------ Task input

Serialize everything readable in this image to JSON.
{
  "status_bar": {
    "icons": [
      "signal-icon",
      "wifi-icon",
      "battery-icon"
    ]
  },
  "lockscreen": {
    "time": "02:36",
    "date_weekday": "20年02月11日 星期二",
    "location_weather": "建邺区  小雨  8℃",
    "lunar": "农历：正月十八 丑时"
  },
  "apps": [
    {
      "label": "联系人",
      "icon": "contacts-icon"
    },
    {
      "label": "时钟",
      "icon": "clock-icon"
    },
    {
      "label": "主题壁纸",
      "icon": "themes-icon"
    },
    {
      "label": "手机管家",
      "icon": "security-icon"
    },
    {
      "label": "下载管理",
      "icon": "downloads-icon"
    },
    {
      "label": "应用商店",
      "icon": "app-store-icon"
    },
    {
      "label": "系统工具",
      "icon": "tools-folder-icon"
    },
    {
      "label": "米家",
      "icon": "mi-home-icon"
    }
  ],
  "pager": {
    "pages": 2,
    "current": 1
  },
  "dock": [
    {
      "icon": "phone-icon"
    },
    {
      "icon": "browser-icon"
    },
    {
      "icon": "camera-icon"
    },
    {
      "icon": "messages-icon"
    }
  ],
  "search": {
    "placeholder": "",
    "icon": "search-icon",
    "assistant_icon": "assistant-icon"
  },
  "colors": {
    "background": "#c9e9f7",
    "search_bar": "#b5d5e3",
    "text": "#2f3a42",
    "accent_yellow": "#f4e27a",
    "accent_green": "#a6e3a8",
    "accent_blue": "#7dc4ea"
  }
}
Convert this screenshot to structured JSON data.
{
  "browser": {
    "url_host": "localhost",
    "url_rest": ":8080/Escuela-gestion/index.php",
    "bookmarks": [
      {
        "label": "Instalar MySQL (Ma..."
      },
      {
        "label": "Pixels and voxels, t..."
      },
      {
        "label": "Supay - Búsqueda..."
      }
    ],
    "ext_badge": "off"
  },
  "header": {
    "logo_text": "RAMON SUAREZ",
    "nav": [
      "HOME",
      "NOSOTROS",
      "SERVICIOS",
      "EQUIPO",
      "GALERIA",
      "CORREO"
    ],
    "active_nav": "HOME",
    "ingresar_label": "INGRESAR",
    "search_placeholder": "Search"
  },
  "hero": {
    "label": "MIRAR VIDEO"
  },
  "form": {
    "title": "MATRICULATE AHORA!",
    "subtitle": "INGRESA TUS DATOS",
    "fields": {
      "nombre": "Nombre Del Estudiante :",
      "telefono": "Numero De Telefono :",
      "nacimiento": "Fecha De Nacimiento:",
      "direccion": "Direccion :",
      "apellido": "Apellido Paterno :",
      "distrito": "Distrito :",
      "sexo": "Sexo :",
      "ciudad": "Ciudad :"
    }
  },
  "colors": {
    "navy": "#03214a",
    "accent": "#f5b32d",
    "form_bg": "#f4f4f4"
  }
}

------------

> **Your goal**
Write each line above out exactly.

> **Answer to this exercise**
Serialize everything readable in this image to JSON.
{
  "status_bar": {
    "icons": [
      "signal-icon",
      "wifi-icon",
      "battery-icon"
    ]
  },
  "lockscreen": {
    "time": "02:36",
    "date_weekday": "20年02月11日 星期二",
    "location_weather": "建邺区  小雨  8℃",
    "lunar": "农历：正月十八 丑时"
  },
  "apps": [
    {
      "label": "联系人",
      "icon": "contacts-icon"
    },
    {
      "label": "时钟",
      "icon": "clock-icon"
    },
    {
      "label": "主题壁纸",
      "icon": "themes-icon"
    },
    {
      "label": "手机管家",
      "icon": "security-icon"
    },
    {
      "label": "下载管理",
      "icon": "downloads-icon"
    },
    {
      "label": "应用商店",
      "icon": "app-store-icon"
    },
    {
      "label": "系统工具",
      "icon": "tools-folder-icon"
    },
    {
      "label": "米家",
      "icon": "mi-home-icon"
    }
  ],
  "pager": {
    "pages": 2,
    "current": 1
  },
  "dock": [
    {
      "icon": "phone-icon"
    },
    {
      "icon": "browser-icon"
    },
    {
      "icon": "camera-icon"
    },
    {
      "icon": "messages-icon"
    }
  ],
  "search": {
    "placeholder": "",
    "icon": "search-icon",
    "assistant_icon": "assistant-icon"
  },
  "colors": {
    "background": "#c9e9f7",
    "search_bar": "#b5d5e3",
    "text": "#2f3a42",
    "accent_yellow": "#f4e27a",
    "accent_green": "#a6e3a8",
    "accent_blue": "#7dc4ea"
  }
}
Convert this screenshot to structured JSON data.
{
  "browser": {
    "url_host": "localhost",
    "url_rest": ":8080/Escuela-gestion/index.php",
    "bookmarks": [
      {
        "label": "Instalar MySQL (Ma..."
      },
      {
        "label": "Pixels and voxels, t..."
      },
      {
        "label": "Supay - Búsqueda..."
      }
    ],
    "ext_badge": "off"
  },
  "header": {
    "logo_text": "RAMON SUAREZ",
    "nav": [
      "HOME",
      "NOSOTROS",
      "SERVICIOS",
      "EQUIPO",
      "GALERIA",
      "CORREO"
    ],
    "active_nav": "HOME",
    "ingresar_label": "INGRESAR",
    "search_placeholder": "Search"
  },
  "hero": {
    "label": "MIRAR VIDEO"
  },
  "form": {
    "title": "MATRICULATE AHORA!",
    "subtitle": "INGRESA TUS DATOS",
    "fields": {
      "nombre": "Nombre Del Estudiante :",
      "telefono": "Numero De Telefono :",
      "nacimiento": "Fecha De Nacimiento:",
      "direccion": "Direccion :",
      "apellido": "Apellido Paterno :",
      "distrito": "Distrito :",
      "sexo": "Sexo :",
      "ciudad": "Ciudad :"
    }
  },
  "colors": {
    "navy": "#03214a",
    "accent": "#f5b32d",
    "form_bg": "#f4f4f4"
  }
}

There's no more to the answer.